Every record must be written out once more, with nothing added or omitted.
* BEGIN Data shown *
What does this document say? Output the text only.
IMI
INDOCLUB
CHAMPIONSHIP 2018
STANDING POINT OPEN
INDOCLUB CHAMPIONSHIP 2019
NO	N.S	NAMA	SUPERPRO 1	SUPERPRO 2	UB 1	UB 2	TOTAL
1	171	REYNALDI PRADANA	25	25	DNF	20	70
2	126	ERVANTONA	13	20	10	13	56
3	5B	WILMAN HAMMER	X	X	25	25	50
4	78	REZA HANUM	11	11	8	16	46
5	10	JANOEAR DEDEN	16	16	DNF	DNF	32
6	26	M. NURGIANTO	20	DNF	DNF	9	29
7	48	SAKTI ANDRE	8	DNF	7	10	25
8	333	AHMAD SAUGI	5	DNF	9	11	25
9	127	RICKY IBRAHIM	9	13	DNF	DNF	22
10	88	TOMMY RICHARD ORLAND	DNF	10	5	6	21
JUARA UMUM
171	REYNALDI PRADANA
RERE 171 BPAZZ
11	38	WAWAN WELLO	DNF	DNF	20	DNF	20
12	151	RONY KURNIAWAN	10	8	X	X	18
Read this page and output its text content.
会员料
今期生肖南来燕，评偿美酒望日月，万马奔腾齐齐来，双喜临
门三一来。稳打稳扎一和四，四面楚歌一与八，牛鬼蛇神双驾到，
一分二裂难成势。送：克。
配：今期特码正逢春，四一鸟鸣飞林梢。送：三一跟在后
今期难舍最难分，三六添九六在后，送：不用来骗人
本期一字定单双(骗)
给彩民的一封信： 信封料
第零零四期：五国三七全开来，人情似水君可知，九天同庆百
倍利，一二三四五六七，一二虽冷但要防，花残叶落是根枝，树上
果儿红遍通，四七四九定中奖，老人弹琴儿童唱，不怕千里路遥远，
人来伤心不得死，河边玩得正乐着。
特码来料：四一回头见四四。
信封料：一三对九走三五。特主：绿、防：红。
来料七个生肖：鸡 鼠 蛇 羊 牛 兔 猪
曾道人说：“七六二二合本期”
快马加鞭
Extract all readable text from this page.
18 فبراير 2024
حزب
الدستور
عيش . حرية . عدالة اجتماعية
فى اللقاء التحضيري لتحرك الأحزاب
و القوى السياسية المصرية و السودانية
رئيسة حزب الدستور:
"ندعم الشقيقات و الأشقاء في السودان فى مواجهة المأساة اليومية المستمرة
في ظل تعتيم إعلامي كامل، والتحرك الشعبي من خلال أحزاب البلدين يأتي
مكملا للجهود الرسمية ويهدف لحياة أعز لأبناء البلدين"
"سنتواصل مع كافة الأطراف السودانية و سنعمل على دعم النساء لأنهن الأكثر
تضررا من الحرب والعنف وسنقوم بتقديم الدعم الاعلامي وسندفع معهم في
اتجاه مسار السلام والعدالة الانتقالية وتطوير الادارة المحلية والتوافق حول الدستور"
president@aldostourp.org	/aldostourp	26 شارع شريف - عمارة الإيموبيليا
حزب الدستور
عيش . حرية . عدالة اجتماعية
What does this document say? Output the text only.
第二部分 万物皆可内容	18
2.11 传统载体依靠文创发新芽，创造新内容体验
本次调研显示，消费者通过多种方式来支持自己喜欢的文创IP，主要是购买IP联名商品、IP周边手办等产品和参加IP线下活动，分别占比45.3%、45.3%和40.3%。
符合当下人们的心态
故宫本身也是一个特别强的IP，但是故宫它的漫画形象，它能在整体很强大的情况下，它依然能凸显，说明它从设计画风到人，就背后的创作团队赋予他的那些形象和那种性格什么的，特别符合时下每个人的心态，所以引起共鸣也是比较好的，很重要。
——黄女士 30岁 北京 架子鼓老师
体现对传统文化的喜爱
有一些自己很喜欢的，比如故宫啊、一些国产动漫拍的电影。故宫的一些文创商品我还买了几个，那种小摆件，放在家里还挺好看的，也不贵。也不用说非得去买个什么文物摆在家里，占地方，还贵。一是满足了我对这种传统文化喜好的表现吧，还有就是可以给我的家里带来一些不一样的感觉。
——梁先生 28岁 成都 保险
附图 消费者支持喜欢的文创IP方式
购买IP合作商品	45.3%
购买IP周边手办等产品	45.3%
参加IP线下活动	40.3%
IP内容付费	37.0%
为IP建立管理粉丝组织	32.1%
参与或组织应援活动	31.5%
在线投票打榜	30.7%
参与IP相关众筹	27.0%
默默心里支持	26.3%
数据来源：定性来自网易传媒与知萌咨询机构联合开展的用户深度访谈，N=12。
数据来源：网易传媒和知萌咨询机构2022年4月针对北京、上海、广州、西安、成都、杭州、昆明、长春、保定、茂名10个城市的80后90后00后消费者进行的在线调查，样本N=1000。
* END Data shown *
Output for this task:
What does this document say? Output the text only.
IMI
INDOCLUB
CHAMPIONSHIP 2018
STANDING POINT OPEN
INDOCLUB CHAMPIONSHIP 2019
NO	N.S	NAMA	SUPERPRO 1	SUPERPRO 2	UB 1	UB 2	TOTAL
1	171	REYNALDI PRADANA	25	25	DNF	20	70
2	126	ERVANTONA	13	20	10	13	56
3	5B	WILMAN HAMMER	X	X	25	25	50
4	78	REZA HANUM	11	11	8	16	46
5	10	JANOEAR DEDEN	16	16	DNF	DNF	32
6	26	M. NURGIANTO	20	DNF	DNF	9	29
7	48	SAKTI ANDRE	8	DNF	7	10	25
8	333	AHMAD SAUGI	5	DNF	9	11	25
9	127	RICKY IBRAHIM	9	13	DNF	DNF	22
10	88	TOMMY RICHARD ORLAND	DNF	10	5	6	21
JUARA UMUM
171	REYNALDI PRADANA
RERE 171 BPAZZ
11	38	WAWAN WELLO	DNF	DNF	20	DNF	20
12	151	RONY KURNIAWAN	10	8	X	X	18
Read this page and output its text content.
会员料
今期生肖南来燕，评偿美酒望日月，万马奔腾齐齐来，双喜临
门三一来。稳打稳扎一和四，四面楚歌一与八，牛鬼蛇神双驾到，
一分二裂难成势。送：克。
配：今期特码正逢春，四一鸟鸣飞林梢。送：三一跟在后
今期难舍最难分，三六添九六在后，送：不用来骗人
本期一字定单双(骗)
给彩民的一封信： 信封料
第零零四期：五国三七全开来，人情似水君可知，九天同庆百
倍利，一二三四五六七，一二虽冷但要防，花残叶落是根枝，树上
果儿红遍通，四七四九定中奖，老人弹琴儿童唱，不怕千里路遥远，
人来伤心不得死，河边玩得正乐着。
特码来料：四一回头见四四。
信封料：一三对九走三五。特主：绿、防：红。
来料七个生肖：鸡 鼠 蛇 羊 牛 兔 猪
曾道人说：“七六二二合本期”
快马加鞭
Extract all readable text from this page.
18 فبراير 2024
حزب
الدستور
عيش . حرية . عدالة اجتماعية
فى اللقاء التحضيري لتحرك الأحزاب
و القوى السياسية المصرية و السودانية
رئيسة حزب الدستور:
"ندعم الشقيقات و الأشقاء في السودان فى مواجهة المأساة اليومية المستمرة
في ظل تعتيم إعلامي كامل، والتحرك الشعبي من خلال أحزاب البلدين يأتي
مكملا للجهود الرسمية ويهدف لحياة أعز لأبناء البلدين"
"سنتواصل مع كافة الأطراف السودانية و سنعمل على دعم النساء لأنهن الأكثر
تضررا من الحرب والعنف وسنقوم بتقديم الدعم الاعلامي وسندفع معهم في
اتجاه مسار السلام والعدالة الانتقالية وتطوير الادارة المحلية والتوافق حول الدستور"
president@aldostourp.org	/aldostourp	26 شارع شريف - عمارة الإيموبيليا
حزب الدستور
عيش . حرية . عدالة اجتماعية
What does this document say? Output the text only.
第二部分 万物皆可内容	18
2.11 传统载体依靠文创发新芽，创造新内容体验
本次调研显示，消费者通过多种方式来支持自己喜欢的文创IP，主要是购买IP联名商品、IP周边手办等产品和参加IP线下活动，分别占比45.3%、45.3%和40.3%。
符合当下人们的心态
故宫本身也是一个特别强的IP，但是故宫它的漫画形象，它能在整体很强大的情况下，它依然能凸显，说明它从设计画风到人，就背后的创作团队赋予他的那些形象和那种性格什么的，特别符合时下每个人的心态，所以引起共鸣也是比较好的，很重要。
——黄女士 30岁 北京 架子鼓老师
体现对传统文化的喜爱
有一些自己很喜欢的，比如故宫啊、一些国产动漫拍的电影。故宫的一些文创商品我还买了几个，那种小摆件，放在家里还挺好看的，也不贵。也不用说非得去买个什么文物摆在家里，占地方，还贵。一是满足了我对这种传统文化喜好的表现吧，还有就是可以给我的家里带来一些不一样的感觉。
——梁先生 28岁 成都 保险
附图 消费者支持喜欢的文创IP方式
购买IP合作商品	45.3%
购买IP周边手办等产品	45.3%
参加IP线下活动	40.3%
IP内容付费	37.0%
为IP建立管理粉丝组织	32.1%
参与或组织应援活动	31.5%
在线投票打榜	30.7%
参与IP相关众筹	27.0%
默默心里支持	26.3%
数据来源：定性来自网易传媒与知萌咨询机构联合开展的用户深度访谈，N=12。
数据来源：网易传媒和知萌咨询机构2022年4月针对北京、上海、广州、西安、成都、杭州、昆明、长春、保定、茂名10个城市的80后90后00后消费者进行的在线调查，样本N=1000。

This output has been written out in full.